▶ [PROVIDED MATERIAL]
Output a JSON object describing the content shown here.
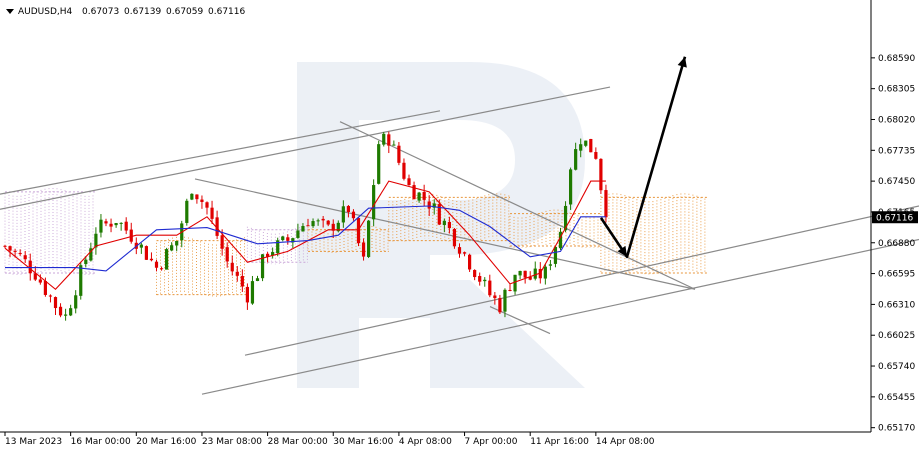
{
  "header": {
    "symbol_tf": "AUDUSD,H4",
    "open": "0.67073",
    "high": "0.67139",
    "low": "0.67059",
    "close": "0.67116"
  },
  "colors": {
    "bull": "#1e7a00",
    "bear": "#e00000",
    "kijun": "#1f2bd1",
    "tenkan": "#e00000",
    "cloud": "#e8963c",
    "cloud_alt": "#c9a6d8",
    "trendline": "#8a8a8a",
    "arrow": "#000000",
    "watermark": "#dde4ee",
    "price_tag_bg": "#000000"
  },
  "chart_data": {
    "type": "candlestick",
    "symbol": "AUDUSD",
    "timeframe": "H4",
    "current_price": 0.67116,
    "current_price_label": "0.67116",
    "y_ticks": [
      "0.68590",
      "0.68305",
      "0.68020",
      "0.67735",
      "0.67450",
      "0.67165",
      "0.66880",
      "0.66595",
      "0.66310",
      "0.66025",
      "0.65740",
      "0.65455",
      "0.65170"
    ],
    "ylim": [
      0.6513,
      0.6894
    ],
    "x_ticks": [
      "13 Mar 2023",
      "16 Mar 00:00",
      "20 Mar 16:00",
      "23 Mar 08:00",
      "28 Mar 00:00",
      "30 Mar 16:00",
      "4 Apr 08:00",
      "7 Apr 00:00",
      "11 Apr 16:00",
      "14 Apr 08:00"
    ],
    "x_tick_bars": [
      0,
      13,
      26,
      39,
      52,
      65,
      78,
      91,
      104,
      117
    ],
    "bar_count": 120,
    "waypoints": [
      {
        "bar": 0,
        "price": 0.6685
      },
      {
        "bar": 3,
        "price": 0.6675
      },
      {
        "bar": 6,
        "price": 0.666
      },
      {
        "bar": 10,
        "price": 0.663
      },
      {
        "bar": 12,
        "price": 0.662
      },
      {
        "bar": 15,
        "price": 0.666
      },
      {
        "bar": 18,
        "price": 0.67
      },
      {
        "bar": 22,
        "price": 0.671
      },
      {
        "bar": 26,
        "price": 0.669
      },
      {
        "bar": 30,
        "price": 0.6665
      },
      {
        "bar": 34,
        "price": 0.669
      },
      {
        "bar": 37,
        "price": 0.674
      },
      {
        "bar": 40,
        "price": 0.672
      },
      {
        "bar": 44,
        "price": 0.667
      },
      {
        "bar": 48,
        "price": 0.664
      },
      {
        "bar": 52,
        "price": 0.668
      },
      {
        "bar": 56,
        "price": 0.669
      },
      {
        "bar": 60,
        "price": 0.671
      },
      {
        "bar": 64,
        "price": 0.67
      },
      {
        "bar": 68,
        "price": 0.672
      },
      {
        "bar": 71,
        "price": 0.667
      },
      {
        "bar": 74,
        "price": 0.678
      },
      {
        "bar": 76,
        "price": 0.6785
      },
      {
        "bar": 80,
        "price": 0.674
      },
      {
        "bar": 84,
        "price": 0.6725
      },
      {
        "bar": 88,
        "price": 0.67
      },
      {
        "bar": 92,
        "price": 0.667
      },
      {
        "bar": 96,
        "price": 0.664
      },
      {
        "bar": 98,
        "price": 0.663
      },
      {
        "bar": 101,
        "price": 0.666
      },
      {
        "bar": 104,
        "price": 0.6655
      },
      {
        "bar": 107,
        "price": 0.666
      },
      {
        "bar": 110,
        "price": 0.67
      },
      {
        "bar": 112,
        "price": 0.676
      },
      {
        "bar": 114,
        "price": 0.6785
      },
      {
        "bar": 117,
        "price": 0.677
      },
      {
        "bar": 119,
        "price": 0.6711
      }
    ],
    "tenkan_points": [
      {
        "bar": 0,
        "price": 0.6683
      },
      {
        "bar": 10,
        "price": 0.6645
      },
      {
        "bar": 18,
        "price": 0.6685
      },
      {
        "bar": 26,
        "price": 0.6695
      },
      {
        "bar": 34,
        "price": 0.6695
      },
      {
        "bar": 40,
        "price": 0.6712
      },
      {
        "bar": 48,
        "price": 0.667
      },
      {
        "bar": 56,
        "price": 0.668
      },
      {
        "bar": 64,
        "price": 0.67
      },
      {
        "bar": 70,
        "price": 0.67
      },
      {
        "bar": 76,
        "price": 0.6745
      },
      {
        "bar": 84,
        "price": 0.6735
      },
      {
        "bar": 92,
        "price": 0.6695
      },
      {
        "bar": 100,
        "price": 0.665
      },
      {
        "bar": 106,
        "price": 0.666
      },
      {
        "bar": 112,
        "price": 0.671
      },
      {
        "bar": 116,
        "price": 0.6745
      },
      {
        "bar": 119,
        "price": 0.6745
      }
    ],
    "kijun_points": [
      {
        "bar": 0,
        "price": 0.6665
      },
      {
        "bar": 14,
        "price": 0.6665
      },
      {
        "bar": 20,
        "price": 0.6662
      },
      {
        "bar": 30,
        "price": 0.67
      },
      {
        "bar": 40,
        "price": 0.6702
      },
      {
        "bar": 50,
        "price": 0.6687
      },
      {
        "bar": 60,
        "price": 0.669
      },
      {
        "bar": 66,
        "price": 0.6695
      },
      {
        "bar": 72,
        "price": 0.672
      },
      {
        "bar": 84,
        "price": 0.6722
      },
      {
        "bar": 90,
        "price": 0.6718
      },
      {
        "bar": 96,
        "price": 0.6703
      },
      {
        "bar": 104,
        "price": 0.6675
      },
      {
        "bar": 110,
        "price": 0.668
      },
      {
        "bar": 114,
        "price": 0.6712
      },
      {
        "bar": 119,
        "price": 0.6712
      }
    ],
    "cloud_spans": [
      {
        "from": 0,
        "to": 18,
        "top": 0.6735,
        "bottom": 0.666,
        "style": "alt"
      },
      {
        "from": 30,
        "to": 48,
        "top": 0.669,
        "bottom": 0.664,
        "style": "main"
      },
      {
        "from": 48,
        "to": 60,
        "top": 0.67,
        "bottom": 0.667,
        "style": "alt"
      },
      {
        "from": 60,
        "to": 76,
        "top": 0.67,
        "bottom": 0.668,
        "style": "main"
      },
      {
        "from": 76,
        "to": 100,
        "top": 0.673,
        "bottom": 0.669,
        "style": "main"
      },
      {
        "from": 100,
        "to": 118,
        "top": 0.6715,
        "bottom": 0.6685,
        "style": "main"
      },
      {
        "from": 118,
        "to": 140,
        "top": 0.673,
        "bottom": 0.666,
        "style": "main"
      }
    ],
    "trendlines": [
      {
        "x1": 0,
        "y1": 0.6719,
        "x2": 610,
        "y2": 0.6832
      },
      {
        "x1": 0,
        "y1": 0.6733,
        "x2": 440,
        "y2": 0.681
      },
      {
        "x1": 195,
        "y1": 0.6747,
        "x2": 695,
        "y2": 0.6645
      },
      {
        "x1": 340,
        "y1": 0.68,
        "x2": 695,
        "y2": 0.6645
      },
      {
        "x1": 490,
        "y1": 0.6629,
        "x2": 550,
        "y2": 0.6604
      },
      {
        "x1": 245,
        "y1": 0.6584,
        "x2": 919,
        "y2": 0.6722
      },
      {
        "x1": 202,
        "y1": 0.6548,
        "x2": 919,
        "y2": 0.6691
      }
    ],
    "forecast_arrow": [
      {
        "x": 601,
        "y": 0.6711
      },
      {
        "x": 627,
        "y": 0.6675
      },
      {
        "x": 685,
        "y": 0.686
      }
    ]
  }
}
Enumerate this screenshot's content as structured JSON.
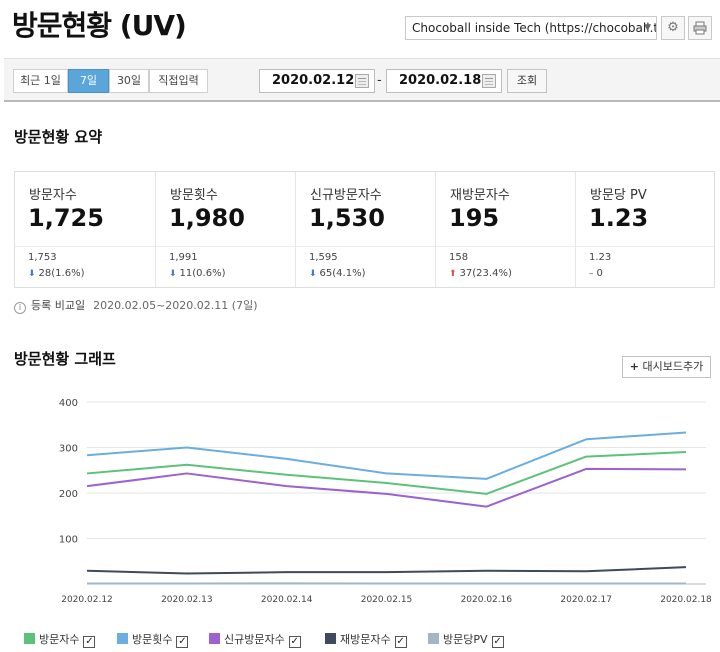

▶ [YOUR GOAL]
Report only how many lines in the listing contain the string "from".

▶ [THE ANSWER]
7